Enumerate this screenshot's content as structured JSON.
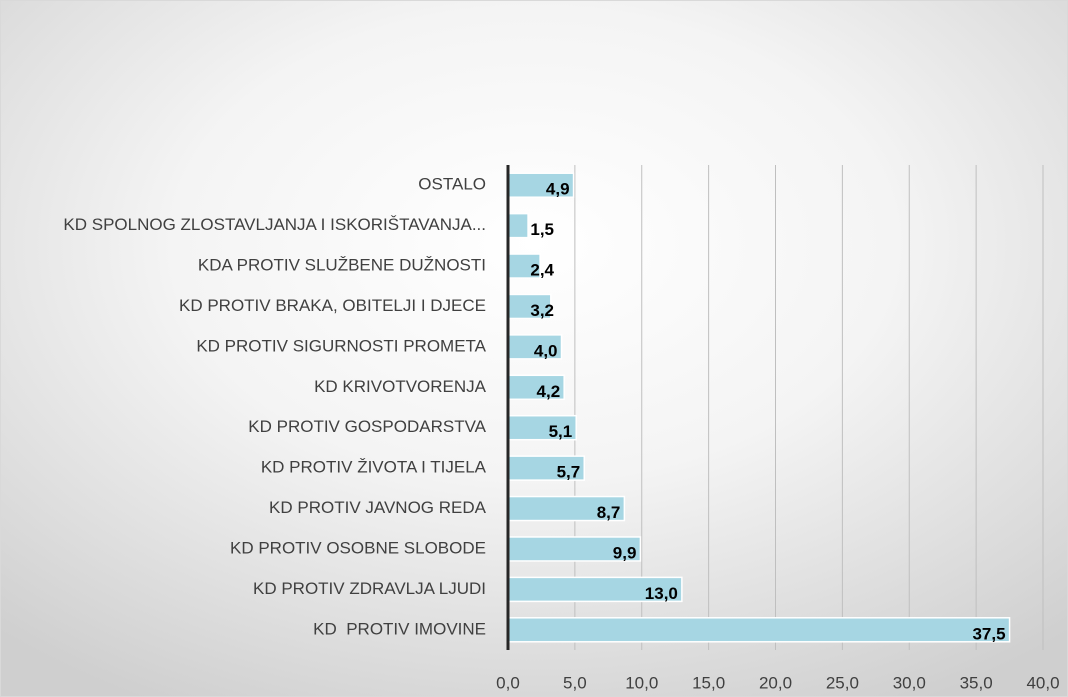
{
  "chart_data": {
    "type": "barh",
    "categories": [
      "OSTALO",
      "KD SPOLNOG ZLOSTAVLJANJA I ISKORIŠTAVANJA...",
      "KDA PROTIV SLUŽBENE DUŽNOSTI",
      "KD PROTIV BRAKA, OBITELJI I DJECE",
      "KD PROTIV SIGURNOSTI PROMETA",
      "KD KRIVOTVORENJA",
      "KD PROTIV GOSPODARSTVA",
      "KD PROTIV ŽIVOTA I TIJELA",
      "KD PROTIV JAVNOG REDA",
      "KD PROTIV OSOBNE SLOBODE",
      "KD PROTIV ZDRAVLJA LJUDI",
      "KD  PROTIV IMOVINE"
    ],
    "values": [
      4.9,
      1.5,
      2.4,
      3.2,
      4.0,
      4.2,
      5.1,
      5.7,
      8.7,
      9.9,
      13.0,
      37.5
    ],
    "value_labels": [
      "4,9",
      "1,5",
      "2,4",
      "3,2",
      "4,0",
      "4,2",
      "5,1",
      "5,7",
      "8,7",
      "9,9",
      "13,0",
      "37,5"
    ],
    "color": "#a6d6e3",
    "xlim": [
      0,
      40
    ],
    "xticks": [
      {
        "value": 0,
        "label": "0,0"
      },
      {
        "value": 5,
        "label": "5,0"
      },
      {
        "value": 10,
        "label": "10,0"
      },
      {
        "value": 15,
        "label": "15,0"
      },
      {
        "value": 20,
        "label": "20,0"
      },
      {
        "value": 25,
        "label": "25,0"
      },
      {
        "value": 30,
        "label": "30,0"
      },
      {
        "value": 35,
        "label": "35,0"
      },
      {
        "value": 40,
        "label": "40,0"
      }
    ],
    "grid": true
  }
}
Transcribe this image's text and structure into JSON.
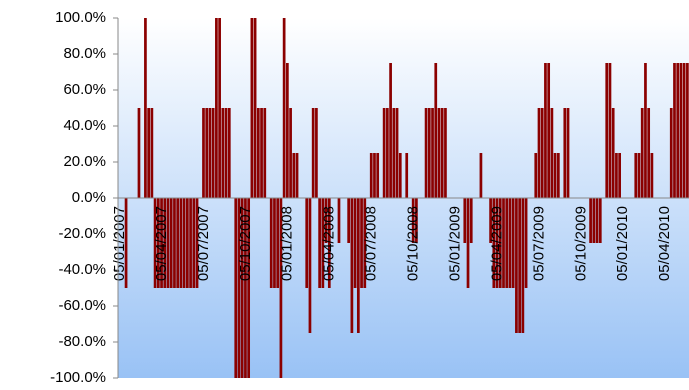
{
  "chart_data": {
    "type": "bar",
    "categories": [
      "05/01/2007",
      null,
      null,
      null,
      null,
      null,
      null,
      null,
      null,
      null,
      null,
      null,
      null,
      "05/04/2007",
      null,
      null,
      null,
      null,
      null,
      null,
      null,
      null,
      null,
      null,
      null,
      null,
      "05/07/2007",
      null,
      null,
      null,
      null,
      null,
      null,
      null,
      null,
      null,
      null,
      null,
      null,
      "05/10/2007",
      null,
      null,
      null,
      null,
      null,
      null,
      null,
      null,
      null,
      null,
      null,
      null,
      "05/01/2008",
      null,
      null,
      null,
      null,
      null,
      null,
      null,
      null,
      null,
      null,
      null,
      null,
      "05/04/2008",
      null,
      null,
      null,
      null,
      null,
      null,
      null,
      null,
      null,
      null,
      null,
      null,
      "05/07/2008",
      null,
      null,
      null,
      null,
      null,
      null,
      null,
      null,
      null,
      null,
      null,
      null,
      "05/10/2008",
      null,
      null,
      null,
      null,
      null,
      null,
      null,
      null,
      null,
      null,
      null,
      null,
      "05/01/2009",
      null,
      null,
      null,
      null,
      null,
      null,
      null,
      null,
      null,
      null,
      null,
      null,
      "05/04/2009",
      null,
      null,
      null,
      null,
      null,
      null,
      null,
      null,
      null,
      null,
      null,
      null,
      "05/07/2009",
      null,
      null,
      null,
      null,
      null,
      null,
      null,
      null,
      null,
      null,
      null,
      null,
      "05/10/2009",
      null,
      null,
      null,
      null,
      null,
      null,
      null,
      null,
      null,
      null,
      null,
      null,
      "05/01/2010",
      null,
      null,
      null,
      null,
      null,
      null,
      null,
      null,
      null,
      null,
      null,
      null,
      "05/04/2010",
      null,
      null,
      null,
      null,
      null,
      null,
      null
    ],
    "values": [
      0,
      0,
      -50,
      0,
      0,
      0,
      50,
      0,
      100,
      50,
      50,
      -50,
      -50,
      -50,
      -50,
      -50,
      -50,
      -50,
      -50,
      -50,
      -50,
      -50,
      -50,
      -50,
      -50,
      0,
      50,
      50,
      50,
      50,
      100,
      100,
      50,
      50,
      50,
      0,
      -100,
      -100,
      -100,
      -100,
      -100,
      100,
      100,
      50,
      50,
      50,
      0,
      -50,
      -50,
      -50,
      -100,
      100,
      75,
      50,
      25,
      25,
      0,
      0,
      -50,
      -75,
      50,
      50,
      -50,
      -50,
      -25,
      -50,
      0,
      0,
      -25,
      0,
      0,
      -25,
      -75,
      -50,
      -75,
      -50,
      -50,
      0,
      25,
      25,
      25,
      0,
      50,
      50,
      75,
      50,
      50,
      25,
      0,
      25,
      0,
      -25,
      -25,
      0,
      0,
      50,
      50,
      50,
      75,
      50,
      50,
      50,
      0,
      0,
      0,
      0,
      0,
      -25,
      -50,
      -25,
      0,
      0,
      25,
      0,
      0,
      -25,
      -50,
      -50,
      -50,
      -50,
      -50,
      -50,
      -50,
      -75,
      -75,
      -75,
      -50,
      0,
      0,
      25,
      50,
      50,
      75,
      75,
      50,
      25,
      25,
      0,
      50,
      50,
      0,
      0,
      0,
      0,
      0,
      0,
      -25,
      -25,
      -25,
      -25,
      0,
      75,
      75,
      50,
      25,
      25,
      0,
      0,
      0,
      0,
      25,
      25,
      50,
      75,
      50,
      25,
      0,
      0,
      0,
      0,
      0,
      50,
      75,
      75,
      75,
      75,
      75
    ],
    "color": "#8b0000",
    "ylim": [
      -100,
      100
    ],
    "yticks": [
      {
        "value": -100,
        "label": "-100.0%"
      },
      {
        "value": -80,
        "label": "-80.0%"
      },
      {
        "value": -60,
        "label": "-60.0%"
      },
      {
        "value": -40,
        "label": "-40.0%"
      },
      {
        "value": -20,
        "label": "-20.0%"
      },
      {
        "value": 0,
        "label": "0.0%"
      },
      {
        "value": 20,
        "label": "20.0%"
      },
      {
        "value": 40,
        "label": "40.0%"
      },
      {
        "value": 60,
        "label": "60.0%"
      },
      {
        "value": 80,
        "label": "80.0%"
      },
      {
        "value": 100,
        "label": "100.0%"
      }
    ]
  }
}
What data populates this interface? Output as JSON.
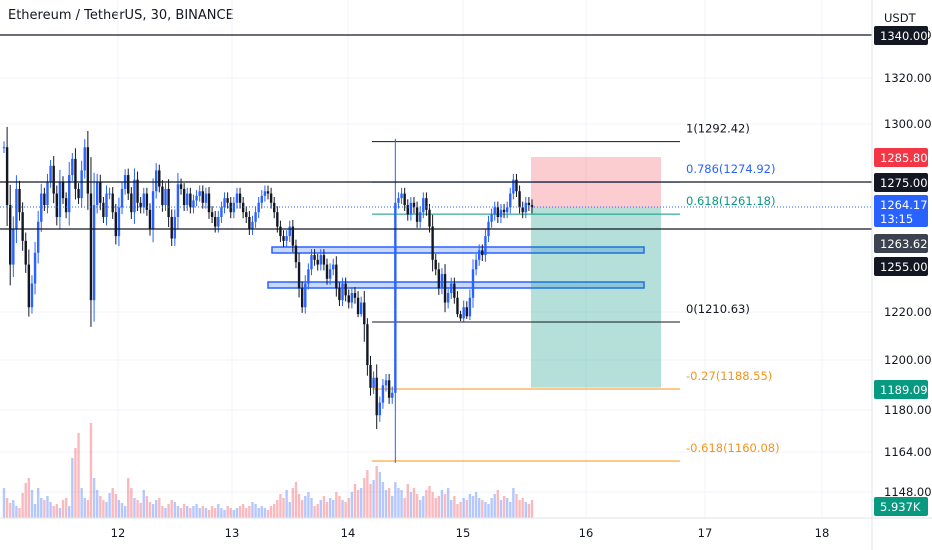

===

Set problem: Leave the pictures out and copy the rest of the data exactly.

Finished task:
Enumerate this screenshot's content as structured JSON.
{
  "chart_data": {
    "type": "barh",
    "categories": [
      "OSTALO",
      "KD SPOLNOG ZLOSTAVLJANJA I ISKORIŠTAVANJA...",
      "KDA PROTIV SLUŽBENE DUŽNOSTI",
      "KD PROTIV BRAKA, OBITELJI I DJECE",
      "KD PROTIV SIGURNOSTI PROMETA",
      "KD KRIVOTVORENJA",
      "KD PROTIV GOSPODARSTVA",
      "KD PROTIV ŽIVOTA I TIJELA",
      "KD PROTIV JAVNOG REDA",
      "KD PROTIV OSOBNE SLOBODE",
      "KD PROTIV ZDRAVLJA LJUDI",
      "KD  PROTIV IMOVINE"
    ],
    "values": [
      4.9,
      1.5,
      2.4,
      3.2,
      4.0,
      4.2,
      5.1,
      5.7,
      8.7,
      9.9,
      13.0,
      37.5
    ],
    "value_labels": [
      "4,9",
      "1,5",
      "2,4",
      "3,2",
      "4,0",
      "4,2",
      "5,1",
      "5,7",
      "8,7",
      "9,9",
      "13,0",
      "37,5"
    ],
    "color": "#a6d6e3",
    "xlim": [
      0,
      40
    ],
    "xticks": [
      {
        "value": 0,
        "label": "0,0"
      },
      {
        "value": 5,
        "label": "5,0"
      },
      {
        "value": 10,
        "label": "10,0"
      },
      {
        "value": 15,
        "label": "15,0"
      },
      {
        "value": 20,
        "label": "20,0"
      },
      {
        "value": 25,
        "label": "25,0"
      },
      {
        "value": 30,
        "label": "30,0"
      },
      {
        "value": 35,
        "label": "35,0"
      },
      {
        "value": 40,
        "label": "40,0"
      }
    ],
    "grid": true
  }
}
Transcribe this image's text and structure into JSON.
{
  "chart_data": {
    "type": "bar",
    "categories": [
      "05/01/2007",
      null,
      null,
      null,
      null,
      null,
      null,
      null,
      null,
      null,
      null,
      null,
      null,
      "05/04/2007",
      null,
      null,
      null,
      null,
      null,
      null,
      null,
      null,
      null,
      null,
      null,
      null,
      "05/07/2007",
      null,
      null,
      null,
      null,
      null,
      null,
      null,
      null,
      null,
      null,
      null,
      null,
      "05/10/2007",
      null,
      null,
      null,
      null,
      null,
      null,
      null,
      null,
      null,
      null,
      null,
      null,
      "05/01/2008",
      null,
      null,
      null,
      null,
      null,
      null,
      null,
      null,
      null,
      null,
      null,
      null,
      "05/04/2008",
      null,
      null,
      null,
      null,
      null,
      null,
      null,
      null,
      null,
      null,
      null,
      null,
      "05/07/2008",
      null,
      null,
      null,
      null,
      null,
      null,
      null,
      null,
      null,
      null,
      null,
      null,
      "05/10/2008",
      null,
      null,
      null,
      null,
      null,
      null,
      null,
      null,
      null,
      null,
      null,
      null,
      "05/01/2009",
      null,
      null,
      null,
      null,
      null,
      null,
      null,
      null,
      null,
      null,
      null,
      null,
      "05/04/2009",
      null,
      null,
      null,
      null,
      null,
      null,
      null,
      null,
      null,
      null,
      null,
      null,
      "05/07/2009",
      null,
      null,
      null,
      null,
      null,
      null,
      null,
      null,
      null,
      null,
      null,
      null,
      "05/10/2009",
      null,
      null,
      null,
      null,
      null,
      null,
      null,
      null,
      null,
      null,
      null,
      null,
      "05/01/2010",
      null,
      null,
      null,
      null,
      null,
      null,
      null,
      null,
      null,
      null,
      null,
      null,
      "05/04/2010",
      null,
      null,
      null,
      null,
      null,
      null,
      null
    ],
    "values": [
      0,
      0,
      -50,
      0,
      0,
      0,
      50,
      0,
      100,
      50,
      50,
      -50,
      -50,
      -50,
      -50,
      -50,
      -50,
      -50,
      -50,
      -50,
      -50,
      -50,
      -50,
      -50,
      -50,
      0,
      50,
      50,
      50,
      50,
      100,
      100,
      50,
      50,
      50,
      0,
      -100,
      -100,
      -100,
      -100,
      -100,
      100,
      100,
      50,
      50,
      50,
      0,
      -50,
      -50,
      -50,
      -100,
      100,
      75,
      50,
      25,
      25,
      0,
      0,
      -50,
      -75,
      50,
      50,
      -50,
      -50,
      -25,
      -50,
      0,
      0,
      -25,
      0,
      0,
      -25,
      -75,
      -50,
      -75,
      -50,
      -50,
      0,
      25,
      25,
      25,
      0,
      50,
      50,
      75,
      50,
      50,
      25,
      0,
      25,
      0,
      -25,
      -25,
      0,
      0,
      50,
      50,
      50,
      75,
      50,
      50,
      50,
      0,
      0,
      0,
      0,
      0,
      -25,
      -50,
      -25,
      0,
      0,
      25,
      0,
      0,
      -25,
      -50,
      -50,
      -50,
      -50,
      -50,
      -50,
      -50,
      -75,
      -75,
      -75,
      -50,
      0,
      0,
      25,
      50,
      50,
      75,
      75,
      50,
      25,
      25,
      0,
      50,
      50,
      0,
      0,
      0,
      0,
      0,
      0,
      -25,
      -25,
      -25,
      -25,
      0,
      75,
      75,
      50,
      25,
      25,
      0,
      0,
      0,
      0,
      25,
      25,
      50,
      75,
      50,
      25,
      0,
      0,
      0,
      0,
      0,
      50,
      75,
      75,
      75,
      75,
      75
    ],
    "color": "#8b0000",
    "ylim": [
      -100,
      100
    ],
    "yticks": [
      {
        "value": -100,
        "label": "-100.0%"
      },
      {
        "value": -80,
        "label": "-80.0%"
      },
      {
        "value": -60,
        "label": "-60.0%"
      },
      {
        "value": -40,
        "label": "-40.0%"
      },
      {
        "value": -20,
        "label": "-20.0%"
      },
      {
        "value": 0,
        "label": "0.0%"
      },
      {
        "value": 20,
        "label": "20.0%"
      },
      {
        "value": 40,
        "label": "40.0%"
      },
      {
        "value": 60,
        "label": "60.0%"
      },
      {
        "value": 80,
        "label": "80.0%"
      },
      {
        "value": 100,
        "label": "100.0%"
      }
    ]
  }
}
What data populates this interface? Output as JSON.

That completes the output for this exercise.